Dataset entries
-- start --

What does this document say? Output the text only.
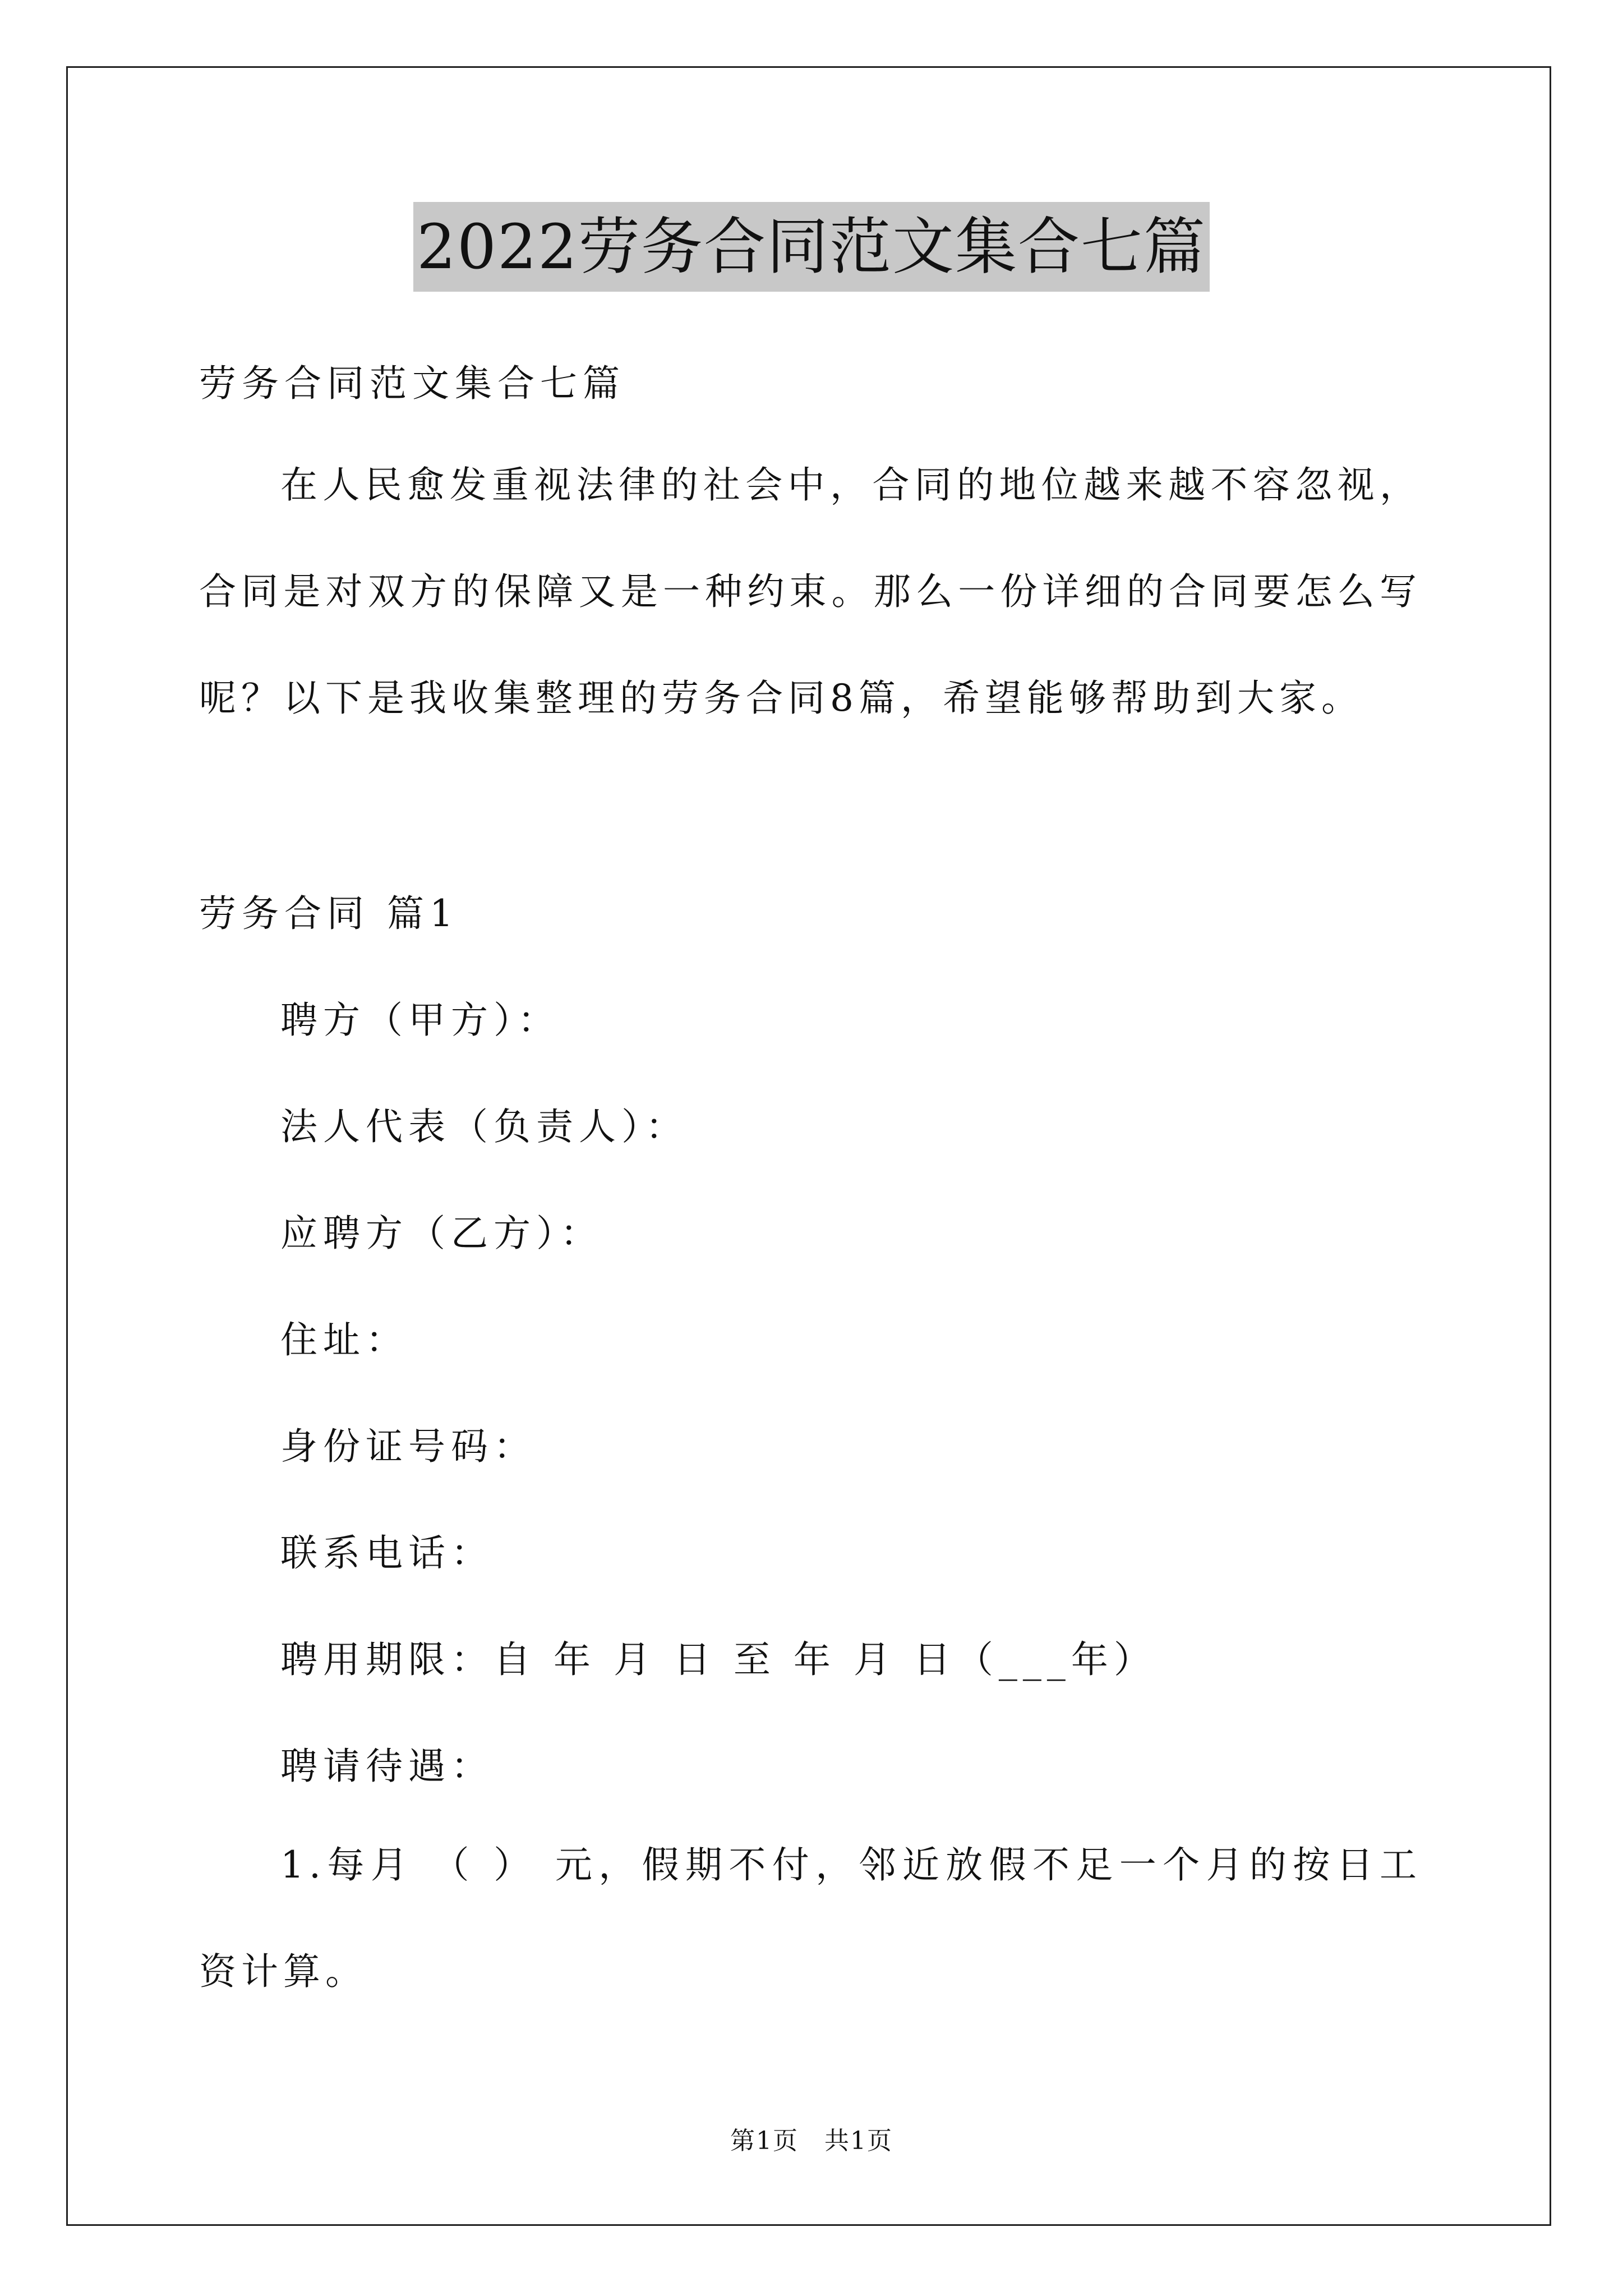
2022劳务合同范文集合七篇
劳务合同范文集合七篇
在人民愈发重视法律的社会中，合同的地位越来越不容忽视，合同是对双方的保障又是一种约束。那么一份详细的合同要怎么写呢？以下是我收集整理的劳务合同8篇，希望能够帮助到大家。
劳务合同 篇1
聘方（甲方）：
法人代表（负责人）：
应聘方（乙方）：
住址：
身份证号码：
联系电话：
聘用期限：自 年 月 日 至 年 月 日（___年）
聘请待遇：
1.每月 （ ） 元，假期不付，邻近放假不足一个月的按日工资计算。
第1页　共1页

-- end --
-- start --

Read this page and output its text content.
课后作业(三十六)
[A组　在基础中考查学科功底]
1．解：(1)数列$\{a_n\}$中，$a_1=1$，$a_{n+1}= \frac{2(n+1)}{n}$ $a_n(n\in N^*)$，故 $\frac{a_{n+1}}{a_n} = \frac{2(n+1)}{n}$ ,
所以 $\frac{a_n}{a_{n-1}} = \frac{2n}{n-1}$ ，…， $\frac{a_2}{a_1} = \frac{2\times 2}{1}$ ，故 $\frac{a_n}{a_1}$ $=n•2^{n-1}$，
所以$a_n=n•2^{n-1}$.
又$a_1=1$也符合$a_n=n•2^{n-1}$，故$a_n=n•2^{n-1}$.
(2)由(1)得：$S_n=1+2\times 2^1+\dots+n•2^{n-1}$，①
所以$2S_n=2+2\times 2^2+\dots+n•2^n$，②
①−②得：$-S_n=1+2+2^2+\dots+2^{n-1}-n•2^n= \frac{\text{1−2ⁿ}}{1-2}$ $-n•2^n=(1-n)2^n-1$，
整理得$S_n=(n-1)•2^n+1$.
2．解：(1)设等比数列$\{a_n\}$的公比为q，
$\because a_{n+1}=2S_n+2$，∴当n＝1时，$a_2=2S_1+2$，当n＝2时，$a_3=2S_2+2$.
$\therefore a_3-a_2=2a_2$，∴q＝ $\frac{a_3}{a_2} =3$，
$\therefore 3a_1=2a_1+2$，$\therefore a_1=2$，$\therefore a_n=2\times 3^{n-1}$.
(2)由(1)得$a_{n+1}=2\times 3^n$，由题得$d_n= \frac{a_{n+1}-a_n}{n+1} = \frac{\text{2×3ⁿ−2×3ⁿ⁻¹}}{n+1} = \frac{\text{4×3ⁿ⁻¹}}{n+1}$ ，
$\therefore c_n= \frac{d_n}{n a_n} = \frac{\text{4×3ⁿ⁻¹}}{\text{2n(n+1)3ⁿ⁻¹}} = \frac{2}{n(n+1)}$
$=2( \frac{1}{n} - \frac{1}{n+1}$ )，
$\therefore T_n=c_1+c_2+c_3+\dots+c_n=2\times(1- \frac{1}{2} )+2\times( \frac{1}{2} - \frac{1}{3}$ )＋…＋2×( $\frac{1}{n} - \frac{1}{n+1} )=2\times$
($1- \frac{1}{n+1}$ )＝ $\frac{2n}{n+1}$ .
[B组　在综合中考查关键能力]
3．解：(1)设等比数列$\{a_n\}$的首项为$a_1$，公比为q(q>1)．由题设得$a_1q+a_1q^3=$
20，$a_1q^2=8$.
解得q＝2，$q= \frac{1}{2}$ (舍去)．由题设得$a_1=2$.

-- end --

Filter the entries down to the lines containing "由题设得". Copy each of those lines.

3．解：(1)设等比数列$\{a_n\}$的首项为$a_1$，公比为q(q>1)．由题设得$a_1q+a_1q^3=$
解得q＝2，$q= \frac{1}{2}$ (舍去)．由题设得$a_1=2$.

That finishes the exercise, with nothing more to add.